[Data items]
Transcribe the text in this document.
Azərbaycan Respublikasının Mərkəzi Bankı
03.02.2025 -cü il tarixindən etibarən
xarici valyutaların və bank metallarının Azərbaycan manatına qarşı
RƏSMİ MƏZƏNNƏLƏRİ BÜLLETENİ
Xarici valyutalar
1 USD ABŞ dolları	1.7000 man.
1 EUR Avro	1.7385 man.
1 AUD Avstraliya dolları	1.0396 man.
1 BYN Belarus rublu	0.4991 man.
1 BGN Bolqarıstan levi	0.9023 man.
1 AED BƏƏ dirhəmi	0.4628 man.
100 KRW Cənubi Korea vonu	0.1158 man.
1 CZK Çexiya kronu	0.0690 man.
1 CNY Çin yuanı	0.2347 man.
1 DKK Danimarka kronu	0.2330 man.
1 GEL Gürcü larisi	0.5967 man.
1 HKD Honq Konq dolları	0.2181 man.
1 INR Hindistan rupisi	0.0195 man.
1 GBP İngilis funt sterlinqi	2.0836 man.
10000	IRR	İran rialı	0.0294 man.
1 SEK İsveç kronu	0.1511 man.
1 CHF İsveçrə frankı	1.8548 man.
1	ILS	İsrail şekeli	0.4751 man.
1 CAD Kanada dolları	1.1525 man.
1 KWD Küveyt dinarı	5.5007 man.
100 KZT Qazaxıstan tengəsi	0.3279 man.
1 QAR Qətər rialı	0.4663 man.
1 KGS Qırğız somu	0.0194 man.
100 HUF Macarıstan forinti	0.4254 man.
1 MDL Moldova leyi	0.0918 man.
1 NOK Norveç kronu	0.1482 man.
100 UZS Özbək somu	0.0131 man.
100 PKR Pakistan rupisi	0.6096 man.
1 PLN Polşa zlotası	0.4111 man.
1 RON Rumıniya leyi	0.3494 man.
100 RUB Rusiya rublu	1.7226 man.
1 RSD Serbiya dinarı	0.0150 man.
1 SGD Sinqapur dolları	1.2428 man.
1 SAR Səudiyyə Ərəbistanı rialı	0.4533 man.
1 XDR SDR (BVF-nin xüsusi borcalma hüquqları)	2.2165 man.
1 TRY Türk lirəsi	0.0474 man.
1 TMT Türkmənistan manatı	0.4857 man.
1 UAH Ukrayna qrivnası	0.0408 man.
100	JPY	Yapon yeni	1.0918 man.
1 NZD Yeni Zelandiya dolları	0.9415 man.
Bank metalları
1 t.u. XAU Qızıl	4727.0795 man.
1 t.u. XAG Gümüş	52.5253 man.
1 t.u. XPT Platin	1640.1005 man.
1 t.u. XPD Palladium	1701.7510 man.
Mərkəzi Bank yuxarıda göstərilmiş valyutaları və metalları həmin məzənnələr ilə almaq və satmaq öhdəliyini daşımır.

• _Written exercise_:
Exactly how many lines of the material contain the word "Azərbaycan"? Write the number alone.

• _The result_:
2